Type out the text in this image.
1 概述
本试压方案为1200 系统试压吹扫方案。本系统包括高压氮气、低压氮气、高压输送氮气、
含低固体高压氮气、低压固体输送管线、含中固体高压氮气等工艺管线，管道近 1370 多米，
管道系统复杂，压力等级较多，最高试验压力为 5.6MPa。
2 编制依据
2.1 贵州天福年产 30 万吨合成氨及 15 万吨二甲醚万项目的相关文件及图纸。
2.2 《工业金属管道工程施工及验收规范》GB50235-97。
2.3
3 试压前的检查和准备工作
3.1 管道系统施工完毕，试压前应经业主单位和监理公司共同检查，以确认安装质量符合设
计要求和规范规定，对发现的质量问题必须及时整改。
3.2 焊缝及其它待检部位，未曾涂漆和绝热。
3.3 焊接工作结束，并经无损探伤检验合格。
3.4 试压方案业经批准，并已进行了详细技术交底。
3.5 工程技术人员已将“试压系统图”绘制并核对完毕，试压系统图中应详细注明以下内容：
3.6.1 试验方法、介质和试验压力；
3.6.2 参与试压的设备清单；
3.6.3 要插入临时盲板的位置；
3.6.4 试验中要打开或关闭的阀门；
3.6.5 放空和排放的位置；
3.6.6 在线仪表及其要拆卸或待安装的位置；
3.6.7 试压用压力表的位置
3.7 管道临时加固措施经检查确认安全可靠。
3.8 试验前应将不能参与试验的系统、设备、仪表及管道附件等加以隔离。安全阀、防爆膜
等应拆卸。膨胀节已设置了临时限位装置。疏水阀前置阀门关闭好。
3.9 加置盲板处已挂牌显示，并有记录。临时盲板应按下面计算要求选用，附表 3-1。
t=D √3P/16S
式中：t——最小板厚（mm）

========================================================================

• **EXERCISE GOAL**
The records above must be repeated exactly, every one of them.

• **RESPONSE FOR THIS EXERCISE**
Type out the text in this image.
1 概述
本试压方案为1200 系统试压吹扫方案。本系统包括高压氮气、低压氮气、高压输送氮气、
含低固体高压氮气、低压固体输送管线、含中固体高压氮气等工艺管线，管道近 1370 多米，
管道系统复杂，压力等级较多，最高试验压力为 5.6MPa。
2 编制依据
2.1 贵州天福年产 30 万吨合成氨及 15 万吨二甲醚万项目的相关文件及图纸。
2.2 《工业金属管道工程施工及验收规范》GB50235-97。
2.3
3 试压前的检查和准备工作
3.1 管道系统施工完毕，试压前应经业主单位和监理公司共同检查，以确认安装质量符合设
计要求和规范规定，对发现的质量问题必须及时整改。
3.2 焊缝及其它待检部位，未曾涂漆和绝热。
3.3 焊接工作结束，并经无损探伤检验合格。
3.4 试压方案业经批准，并已进行了详细技术交底。
3.5 工程技术人员已将“试压系统图”绘制并核对完毕，试压系统图中应详细注明以下内容：
3.6.1 试验方法、介质和试验压力；
3.6.2 参与试压的设备清单；
3.6.3 要插入临时盲板的位置；
3.6.4 试验中要打开或关闭的阀门；
3.6.5 放空和排放的位置；
3.6.6 在线仪表及其要拆卸或待安装的位置；
3.6.7 试压用压力表的位置
3.7 管道临时加固措施经检查确认安全可靠。
3.8 试验前应将不能参与试验的系统、设备、仪表及管道附件等加以隔离。安全阀、防爆膜
等应拆卸。膨胀节已设置了临时限位装置。疏水阀前置阀门关闭好。
3.9 加置盲板处已挂牌显示，并有记录。临时盲板应按下面计算要求选用，附表 3-1。
t=D √3P/16S
式中：t——最小板厚（mm）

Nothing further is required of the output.